─── Input

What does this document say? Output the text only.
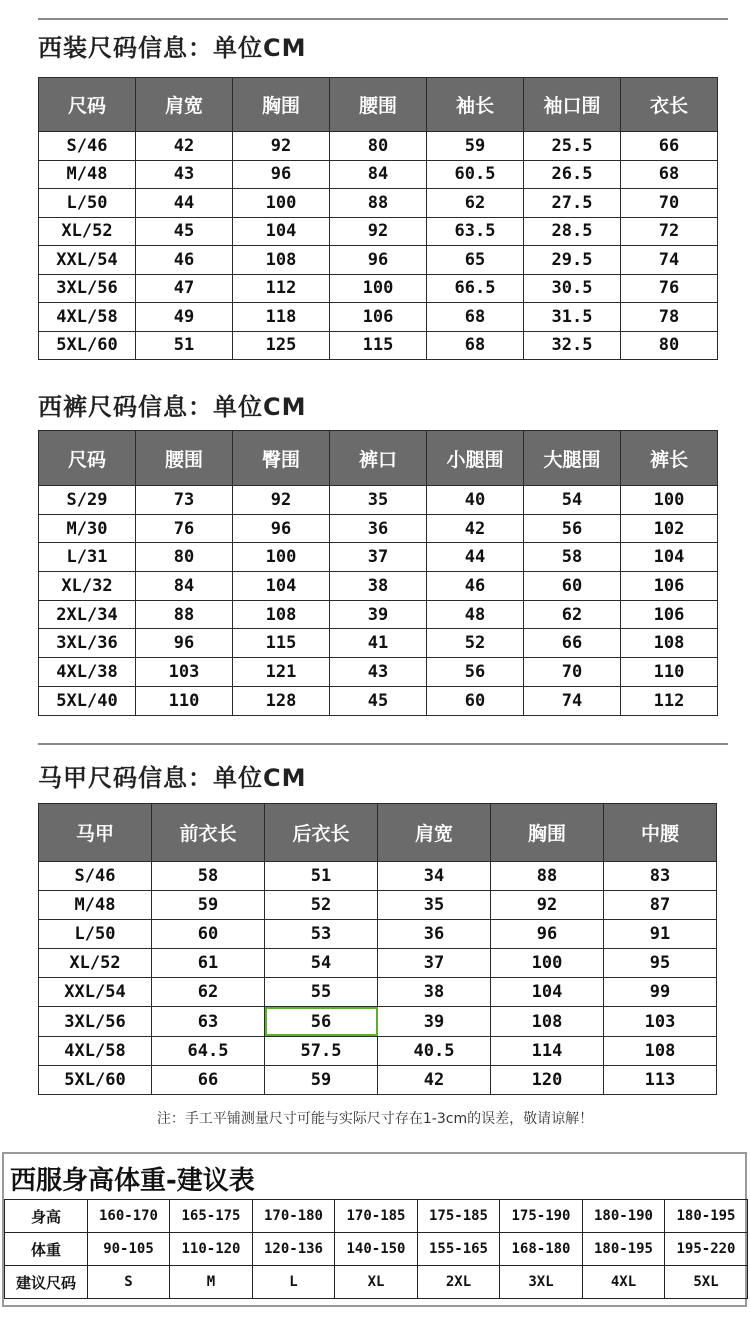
西装尺码信息：单位CM
尺码	肩宽	胸围	腰围	袖长	袖口围	衣长
S/46	42	92	80	59	25.5	66
M/48	43	96	84	60.5	26.5	68
L/50	44	100	88	62	27.5	70
XL/52	45	104	92	63.5	28.5	72
XXL/54	46	108	96	65	29.5	74
3XL/56	47	112	100	66.5	30.5	76
4XL/58	49	118	106	68	31.5	78
5XL/60	51	125	115	68	32.5	80
西裤尺码信息：单位CM
尺码	腰围	臀围	裤口	小腿围	大腿围	裤长
S/29	73	92	35	40	54	100
M/30	76	96	36	42	56	102
L/31	80	100	37	44	58	104
XL/32	84	104	38	46	60	106
2XL/34	88	108	39	48	62	106
3XL/36	96	115	41	52	66	108
4XL/38	103	121	43	56	70	110
5XL/40	110	128	45	60	74	112
马甲尺码信息：单位CM
马甲	前衣长	后衣长	肩宽	胸围	中腰
S/46	58	51	34	88	83
M/48	59	52	35	92	87
L/50	60	53	36	96	91
XL/52	61	54	37	100	95
XXL/54	62	55	38	104	99
3XL/56	63	56	39	108	103
4XL/58	64.5	57.5	40.5	114	108
5XL/60	66	59	42	120	113
注：手工平铺测量尺寸可能与实际尺寸存在1-3cm的误差，敬请谅解！
西服身高体重-建议表
身高	160-170	165-175	170-180	170-185	175-185	175-190	180-190	180-195
体重	90-105	110-120	120-136	140-150	155-165	168-180	180-195	195-220
建议尺码	S	M	L	XL	2XL	3XL	4XL	5XL
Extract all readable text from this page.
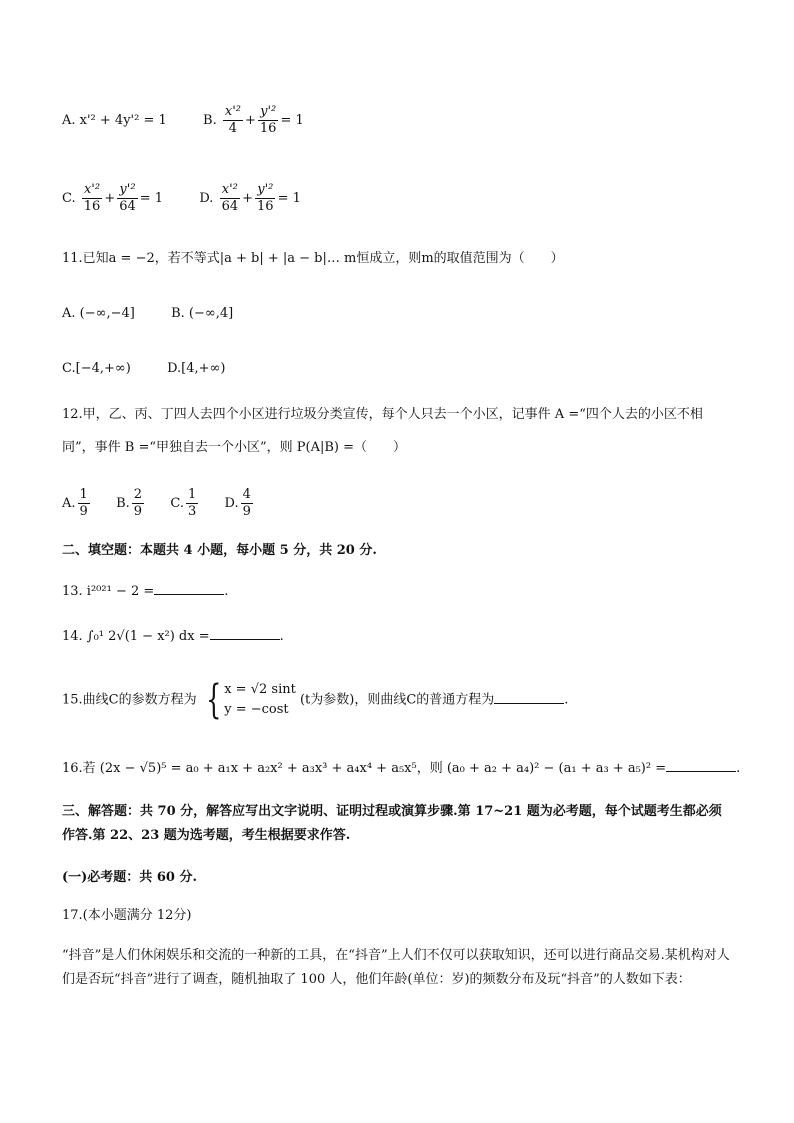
A. x'² + 4y'² = 1	B. $\frac{\text{x'²}}{4} + \frac{\text{y'²}}{16} = 1$
C. $\frac{\text{x'²}}{16} + \frac{\text{y'²}}{64} = 1$  D. $\frac{\text{x'²}}{64} + \frac{\text{y'²}}{16} = 1$
11.已知a = −2，若不等式|a + b| + |a − b|… m恒成立，则m的取值范围为（　　）
A. (−∞,−4]	B. (−∞,4]
C.[−4,+∞)	D.[4,+∞)
12.甲，乙、丙、丁四人去四个小区进行垃圾分类宣传，每个人只去一个小区，记事件 A =“四个人去的小区不相
同”，事件 B =“甲独自去一个小区”，则 P(A|B) =（　　）
A. $\frac{1}{9} B$. $\frac{2}{9} C$. $\frac{1}{3} D$. $\frac{4}{9}$
二、填空题：本题共 4 小题，每小题 5 分，共 20 分.
13. i²⁰²¹ − 2 =	.
14. ∫₀¹ 2√(1 − x²) dx =	.
15.曲线C的参数方程为 { x = √2 sint
y = −cost
(t为参数)，则曲线C的普通方程为	.
16.若 (2x − √5)⁵ = a₀ + a₁x + a₂x² + a₃x³ + a₄x⁴ + a₅x⁵，则 (a₀ + a₂ + a₄)² − (a₁ + a₃ + a₅)² =	.
三、解答题：共 70 分，解答应写出文字说明、证明过程或演算步骤.第 17~21 题为必考题，每个试题考生都必须作答.第 22、23 题为选考题，考生根据要求作答.
(一)必考题：共 60 分.
17.(本小题满分 12分)
“抖音”是人们休闲娱乐和交流的一种新的工具，在“抖音”上人们不仅可以获取知识，还可以进行商品交易.某机构对人们是否玩“抖音”进行了调查，随机抽取了 100 人，他们年龄(单位：岁)的频数分布及玩“抖音”的人数如下表：
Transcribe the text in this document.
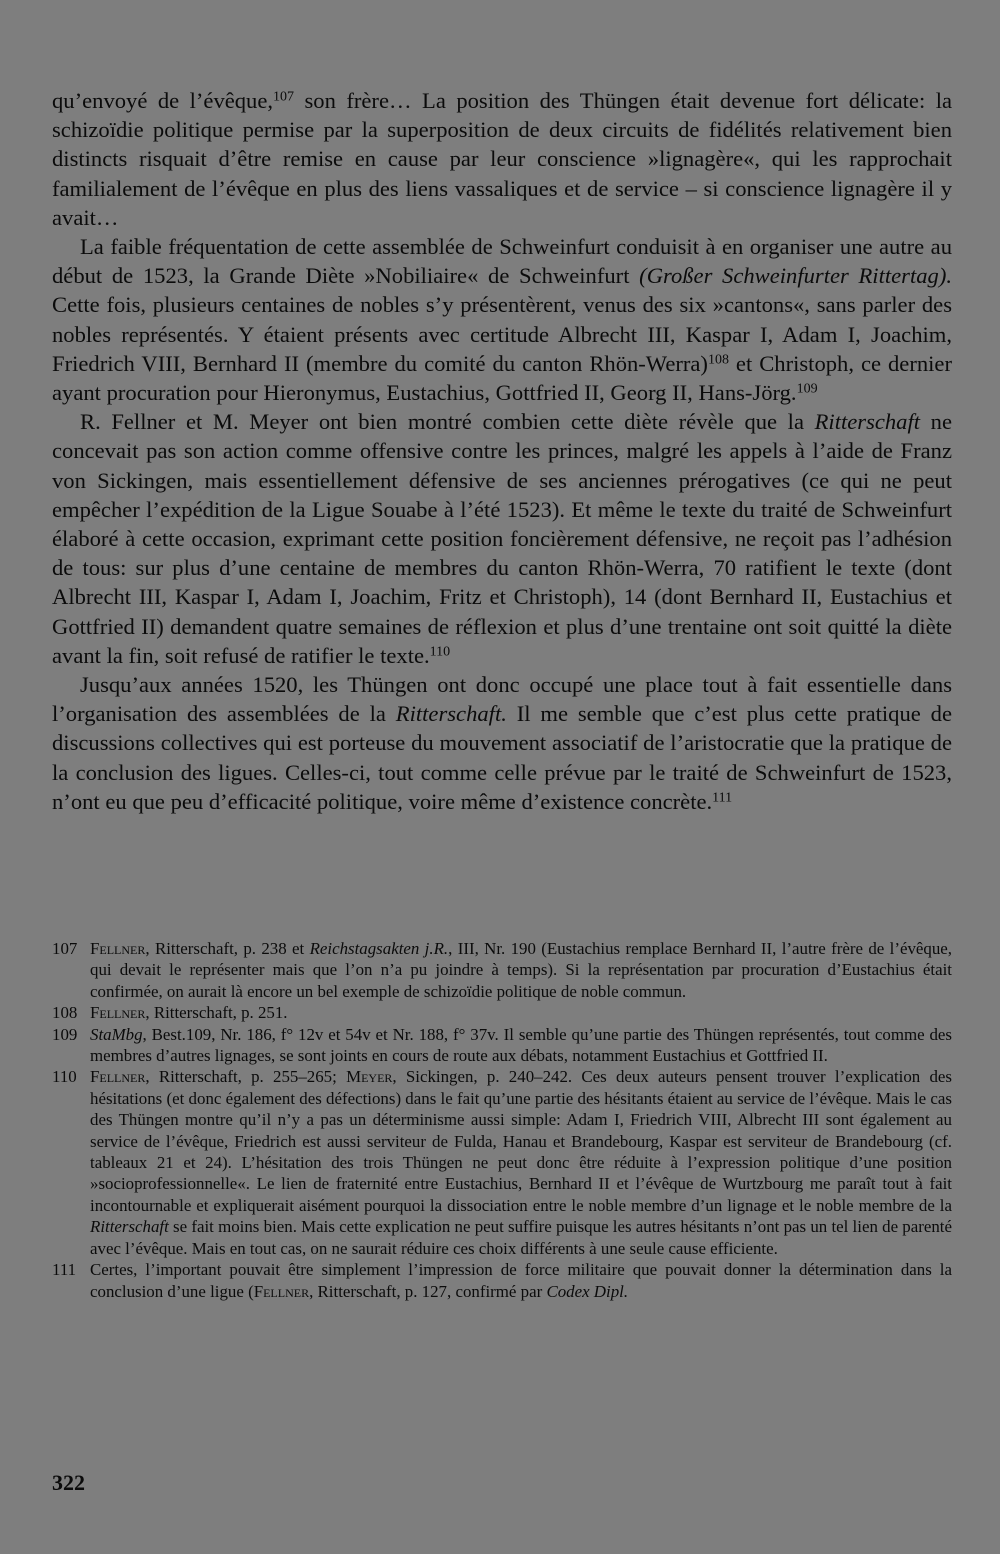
qu’envoyé de l’évêque,$^{107}$ son frère… La position des Thüngen était devenue fort délicate: la schizoïdie politique permise par la superposition de deux circuits de fidélités relativement bien distincts risquait d’être remise en cause par leur conscience »lignagère«, qui les rapprochait familialement de l’évêque en plus des liens vassaliques et de service – si conscience lignagère il y avait…

La faible fréquentation de cette assemblée de Schweinfurt conduisit à en organiser une autre au début de 1523, la Grande Diète »Nobiliaire« de Schweinfurt (Großer Schweinfurter Rittertag). Cette fois, plusieurs centaines de nobles s’y présentèrent, venus des six »cantons«, sans parler des nobles représentés. Y étaient présents avec certitude Albrecht III, Kaspar I, Adam I, Joachim, Friedrich VIII, Bernhard II (membre du comité du canton Rhön-Werra)$^{108}$ et Christoph, ce dernier ayant procuration pour Hieronymus, Eustachius, Gottfried II, Georg II, Hans-Jörg.$^{109}$

R. Fellner et M. Meyer ont bien montré combien cette diète révèle que la Ritterschaft ne concevait pas son action comme offensive contre les princes, malgré les appels à l’aide de Franz von Sickingen, mais essentiellement défensive de ses anciennes prérogatives (ce qui ne peut empêcher l’expédition de la Ligue Souabe à l’été 1523). Et même le texte du traité de Schweinfurt élaboré à cette occasion, exprimant cette position foncièrement défensive, ne reçoit pas l’adhésion de tous: sur plus d’une centaine de membres du canton Rhön-Werra, 70 ratifient le texte (dont Albrecht III, Kaspar I, Adam I, Joachim, Fritz et Christoph), 14 (dont Bernhard II, Eustachius et Gottfried II) demandent quatre semaines de réflexion et plus d’une trentaine ont soit quitté la diète avant la fin, soit refusé de ratifier le texte.$^{110}$

Jusqu’aux années 1520, les Thüngen ont donc occupé une place tout à fait essentielle dans l’organisation des assemblées de la Ritterschaft. Il me semble que c’est plus cette pratique de discussions collectives qui est porteuse du mouvement associatif de l’aristocratie que la pratique de la conclusion des ligues. Celles-ci, tout comme celle prévue par le traité de Schweinfurt de 1523, n’ont eu que peu d’efficacité politique, voire même d’existence concrète.$^{111}$

107 Fellner, Ritterschaft, p. 238 et Reichstagsakten j.R., III, Nr. 190 (Eustachius remplace Bernhard II, l’autre frère de l’évêque, qui devait le représenter mais que l’on n’a pu joindre à temps). Si la représentation par procuration d’Eustachius était confirmée, on aurait là encore un bel exemple de schizoïdie politique de noble commun.

108 Fellner, Ritterschaft, p. 251.

109 StaMbg, Best.109, Nr. 186, f° 12v et 54v et Nr. 188, f° 37v. Il semble qu’une partie des Thüngen représentés, tout comme des membres d’autres lignages, se sont joints en cours de route aux débats, notamment Eustachius et Gottfried II.

110 Fellner, Ritterschaft, p. 255–265; Meyer, Sickingen, p. 240–242. Ces deux auteurs pensent trouver l’explication des hésitations (et donc également des défections) dans le fait qu’une partie des hésitants étaient au service de l’évêque. Mais le cas des Thüngen montre qu’il n’y a pas un déterminisme aussi simple: Adam I, Friedrich VIII, Albrecht III sont également au service de l’évêque, Friedrich est aussi serviteur de Fulda, Hanau et Brandebourg, Kaspar est serviteur de Brandebourg (cf. tableaux 21 et 24). L’hésitation des trois Thüngen ne peut donc être réduite à l’expression politique d’une position »socioprofessionnelle«. Le lien de fraternité entre Eustachius, Bernhard II et l’évêque de Wurtzbourg me paraît tout à fait incontournable et expliquerait aisément pourquoi la dissociation entre le noble membre d’un lignage et le noble membre de la Ritterschaft se fait moins bien. Mais cette explication ne peut suffire puisque les autres hésitants n’ont pas un tel lien de parenté avec l’évêque. Mais en tout cas, on ne saurait réduire ces choix différents à une seule cause efficiente.

111 Certes, l’important pouvait être simplement l’impression de force militaire que pouvait donner la détermination dans la conclusion d’une ligue (Fellner, Ritterschaft, p. 127, confirmé par Codex Dipl.

322
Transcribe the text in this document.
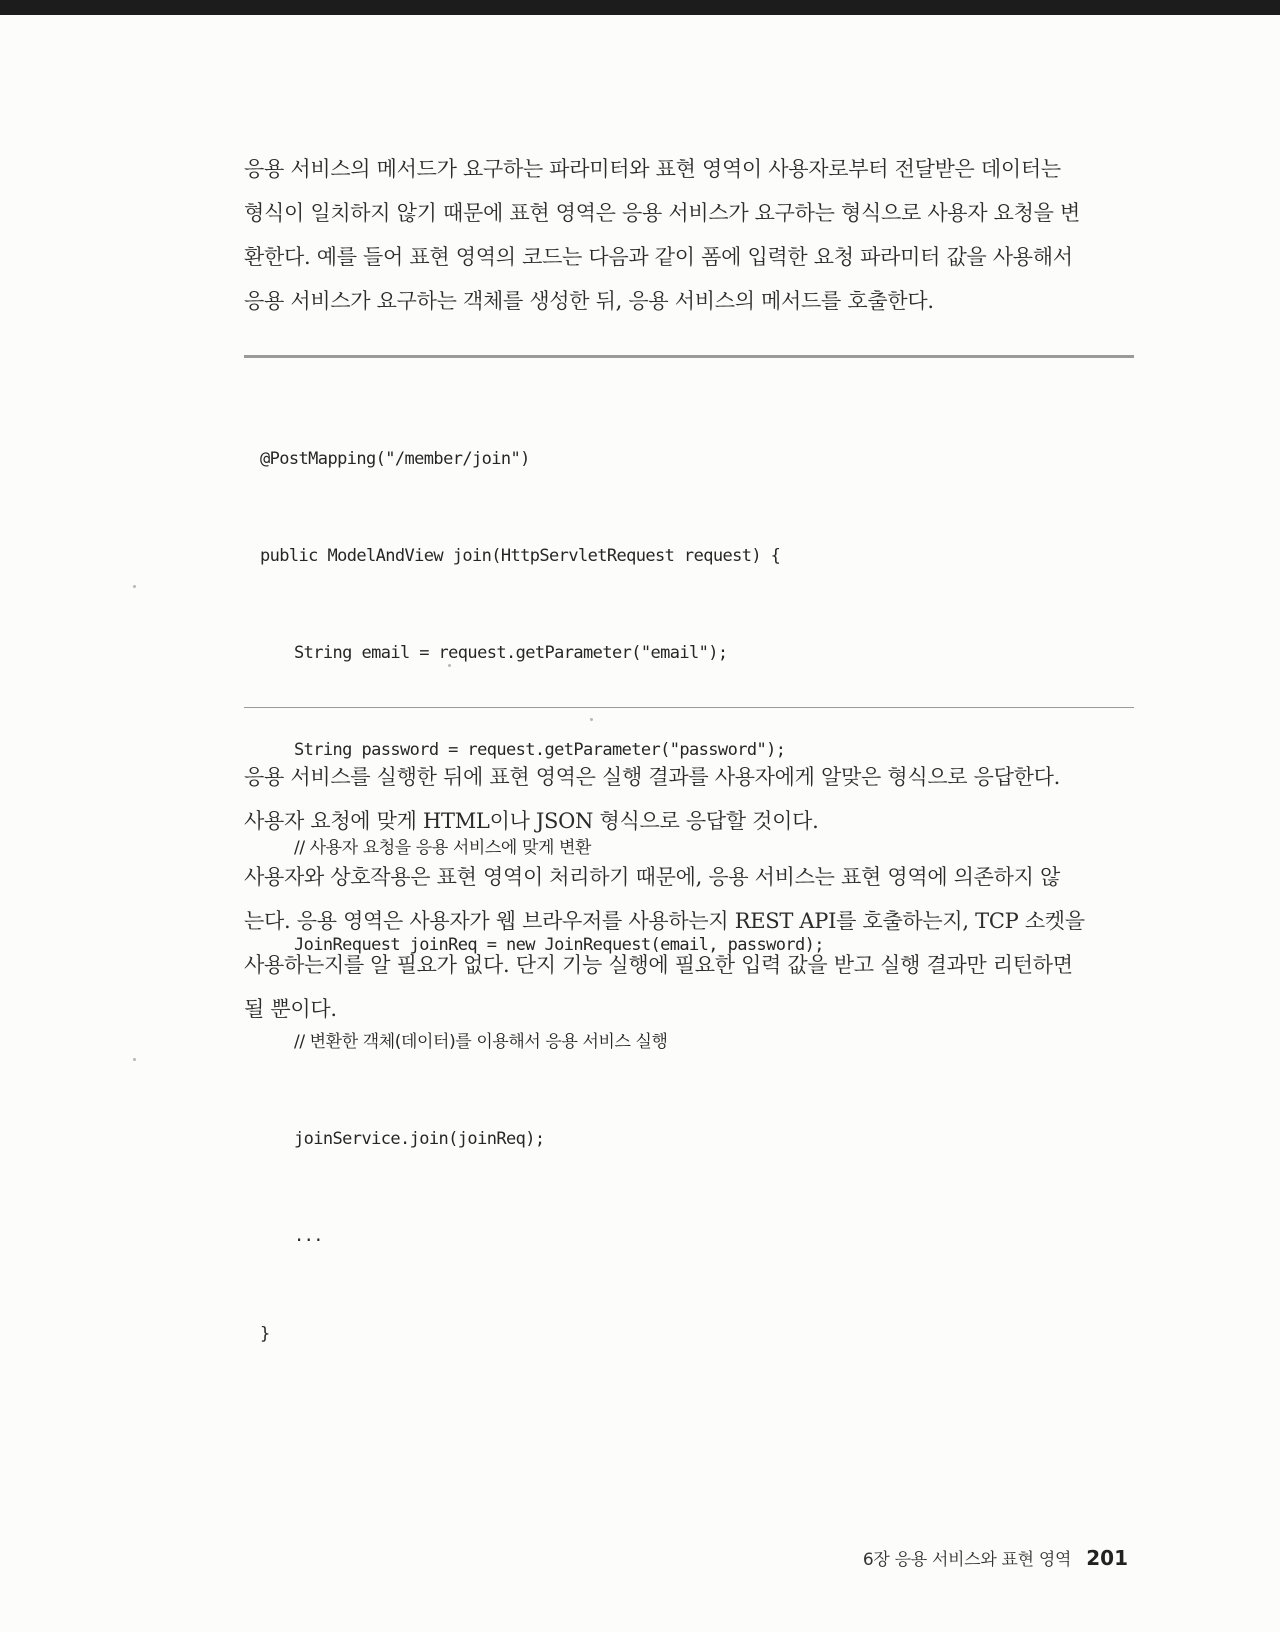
응용 서비스의 메서드가 요구하는 파라미터와 표현 영역이 사용자로부터 전달받은 데이터는
형식이 일치하지 않기 때문에 표현 영역은 응용 서비스가 요구하는 형식으로 사용자 요청을 변
환한다. 예를 들어 표현 영역의 코드는 다음과 같이 폼에 입력한 요청 파라미터 값을 사용해서
응용 서비스가 요구하는 객체를 생성한 뒤, 응용 서비스의 메서드를 호출한다.

@PostMapping("/member/join")

public ModelAndView join(HttpServletRequest request) {

String email = request.getParameter("email");

String password = request.getParameter("password");

// 사용자 요청을 응용 서비스에 맞게 변환

JoinRequest joinReq = new JoinRequest(email, password);

// 변환한 객체(데이터)를 이용해서 응용 서비스 실행

joinService.join(joinReq);

...

}

응용 서비스를 실행한 뒤에 표현 영역은 실행 결과를 사용자에게 알맞은 형식으로 응답한다.
사용자 요청에 맞게 HTML이나 JSON 형식으로 응답할 것이다.

사용자와 상호작용은 표현 영역이 처리하기 때문에, 응용 서비스는 표현 영역에 의존하지 않
는다. 응용 영역은 사용자가 웹 브라우저를 사용하는지 REST API를 호출하는지, TCP 소켓을
사용하는지를 알 필요가 없다. 단지 기능 실행에 필요한 입력 값을 받고 실행 결과만 리턴하면
될 뿐이다.

6장 응용 서비스와 표현 영역 201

──────

→ **Problem details**:
Search the data for the word "getParameter" and copy each line where it appears.

→ **Expected output**:
String email = request.getParameter("email");
String password = request.getParameter("password");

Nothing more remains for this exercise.